→ What to produce
Convert the entries from the first line through the line containing "file-row[interactable]: [Odoo] HDSD" into a Markdown table with the columns Row and Entry, where Row holds a sequential number and Entry holds the line. Leave out blank lines.

--- begin Exercise material ---

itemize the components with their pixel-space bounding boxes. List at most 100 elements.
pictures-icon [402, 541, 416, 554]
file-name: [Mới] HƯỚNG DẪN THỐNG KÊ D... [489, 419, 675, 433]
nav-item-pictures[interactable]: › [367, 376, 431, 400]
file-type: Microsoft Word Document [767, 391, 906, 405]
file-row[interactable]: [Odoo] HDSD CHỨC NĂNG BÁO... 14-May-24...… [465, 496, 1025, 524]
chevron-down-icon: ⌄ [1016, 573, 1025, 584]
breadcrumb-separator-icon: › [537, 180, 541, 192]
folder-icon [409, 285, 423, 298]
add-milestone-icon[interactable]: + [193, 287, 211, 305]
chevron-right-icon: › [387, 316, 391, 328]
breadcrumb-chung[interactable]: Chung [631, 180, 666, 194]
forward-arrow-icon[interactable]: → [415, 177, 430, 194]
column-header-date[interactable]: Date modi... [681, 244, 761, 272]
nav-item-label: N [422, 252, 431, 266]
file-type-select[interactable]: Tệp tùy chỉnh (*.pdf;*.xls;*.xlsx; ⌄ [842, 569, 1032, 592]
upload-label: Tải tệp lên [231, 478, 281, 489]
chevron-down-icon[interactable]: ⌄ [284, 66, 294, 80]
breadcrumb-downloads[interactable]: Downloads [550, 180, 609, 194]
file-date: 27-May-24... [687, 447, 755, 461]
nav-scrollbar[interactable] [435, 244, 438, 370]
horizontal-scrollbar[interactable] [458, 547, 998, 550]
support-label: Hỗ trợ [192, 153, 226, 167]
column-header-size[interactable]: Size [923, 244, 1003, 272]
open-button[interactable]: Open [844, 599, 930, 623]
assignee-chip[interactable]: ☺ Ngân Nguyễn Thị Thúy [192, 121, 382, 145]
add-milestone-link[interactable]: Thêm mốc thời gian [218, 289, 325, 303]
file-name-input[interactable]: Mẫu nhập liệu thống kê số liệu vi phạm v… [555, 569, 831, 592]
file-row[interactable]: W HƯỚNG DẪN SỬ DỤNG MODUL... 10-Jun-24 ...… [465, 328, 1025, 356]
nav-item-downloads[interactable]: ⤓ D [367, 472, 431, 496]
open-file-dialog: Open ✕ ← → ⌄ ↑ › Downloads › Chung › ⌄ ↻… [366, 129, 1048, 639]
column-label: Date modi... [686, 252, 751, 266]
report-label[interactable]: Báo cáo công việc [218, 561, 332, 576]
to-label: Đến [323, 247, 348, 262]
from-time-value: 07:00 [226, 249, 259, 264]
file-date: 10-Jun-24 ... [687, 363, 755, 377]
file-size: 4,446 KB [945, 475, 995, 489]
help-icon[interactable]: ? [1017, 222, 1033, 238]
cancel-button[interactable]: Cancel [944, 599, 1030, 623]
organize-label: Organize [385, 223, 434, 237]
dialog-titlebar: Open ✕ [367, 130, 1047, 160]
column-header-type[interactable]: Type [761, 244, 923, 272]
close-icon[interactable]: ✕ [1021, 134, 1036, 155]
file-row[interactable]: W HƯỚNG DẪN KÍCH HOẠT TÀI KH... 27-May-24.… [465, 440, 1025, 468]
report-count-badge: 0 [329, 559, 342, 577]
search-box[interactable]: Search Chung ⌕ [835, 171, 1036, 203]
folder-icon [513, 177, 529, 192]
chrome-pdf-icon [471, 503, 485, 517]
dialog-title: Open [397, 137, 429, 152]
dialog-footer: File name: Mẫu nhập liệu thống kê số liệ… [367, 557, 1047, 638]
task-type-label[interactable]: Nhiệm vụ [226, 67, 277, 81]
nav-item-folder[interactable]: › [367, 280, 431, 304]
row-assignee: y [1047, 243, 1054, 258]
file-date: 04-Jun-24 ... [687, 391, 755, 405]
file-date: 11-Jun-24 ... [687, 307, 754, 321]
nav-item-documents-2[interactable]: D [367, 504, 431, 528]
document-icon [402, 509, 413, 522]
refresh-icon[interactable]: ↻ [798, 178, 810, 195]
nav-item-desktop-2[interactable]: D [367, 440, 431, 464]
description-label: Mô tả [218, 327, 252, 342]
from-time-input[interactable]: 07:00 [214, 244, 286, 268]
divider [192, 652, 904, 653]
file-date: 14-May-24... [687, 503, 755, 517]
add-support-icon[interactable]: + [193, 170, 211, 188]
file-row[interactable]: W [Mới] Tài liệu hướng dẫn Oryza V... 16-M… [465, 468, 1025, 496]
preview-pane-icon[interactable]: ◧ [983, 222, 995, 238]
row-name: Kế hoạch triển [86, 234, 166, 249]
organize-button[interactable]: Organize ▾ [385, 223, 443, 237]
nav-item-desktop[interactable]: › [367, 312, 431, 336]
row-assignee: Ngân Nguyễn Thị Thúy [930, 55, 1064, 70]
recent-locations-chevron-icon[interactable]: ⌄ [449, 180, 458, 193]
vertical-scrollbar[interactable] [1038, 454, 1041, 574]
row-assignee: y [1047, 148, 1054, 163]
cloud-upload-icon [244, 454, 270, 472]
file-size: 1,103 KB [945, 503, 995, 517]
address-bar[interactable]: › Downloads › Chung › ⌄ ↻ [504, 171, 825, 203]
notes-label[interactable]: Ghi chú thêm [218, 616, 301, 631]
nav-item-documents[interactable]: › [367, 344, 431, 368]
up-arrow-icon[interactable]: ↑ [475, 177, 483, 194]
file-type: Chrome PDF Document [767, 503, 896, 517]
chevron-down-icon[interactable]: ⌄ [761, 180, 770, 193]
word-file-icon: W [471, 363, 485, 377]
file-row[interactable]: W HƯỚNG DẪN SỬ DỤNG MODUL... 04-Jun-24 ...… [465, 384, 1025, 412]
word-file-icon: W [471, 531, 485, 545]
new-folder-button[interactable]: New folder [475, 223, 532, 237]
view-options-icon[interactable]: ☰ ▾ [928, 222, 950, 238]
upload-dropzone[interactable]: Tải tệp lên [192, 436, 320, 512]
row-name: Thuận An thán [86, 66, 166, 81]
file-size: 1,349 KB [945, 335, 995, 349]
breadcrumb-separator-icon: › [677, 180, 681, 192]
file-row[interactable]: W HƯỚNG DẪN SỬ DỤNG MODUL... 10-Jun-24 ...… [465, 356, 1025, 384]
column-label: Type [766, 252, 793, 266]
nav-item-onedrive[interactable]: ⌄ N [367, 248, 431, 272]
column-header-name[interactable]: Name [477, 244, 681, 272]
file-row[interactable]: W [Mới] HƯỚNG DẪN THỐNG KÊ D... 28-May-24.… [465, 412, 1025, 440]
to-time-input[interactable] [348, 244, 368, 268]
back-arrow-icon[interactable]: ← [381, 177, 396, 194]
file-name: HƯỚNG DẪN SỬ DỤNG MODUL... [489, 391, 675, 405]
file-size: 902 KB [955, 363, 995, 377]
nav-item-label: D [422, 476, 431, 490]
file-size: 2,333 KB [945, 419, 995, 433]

--- end Exercise material ---

→ Task output
| Row | Entry |
|---|---|
| 1 | itemize the components with their pixel-space bounding boxes. List at most 100 elements. |
| 2 | pictures-icon [402, 541, 416, 554] |
| 3 | file-name: [Mới] HƯỚNG DẪN THỐNG KÊ D... [489, 419, 675, 433] |
| 4 | nav-item-pictures[interactable]: › [367, 376, 431, 400] |
| 5 | file-type: Microsoft Word Document [767, 391, 906, 405] |
| 6 | file-row[interactable]: [Odoo] HDSD CHỨC NĂNG BÁO... 14-May-24...… [465, 496, 1025, 524] |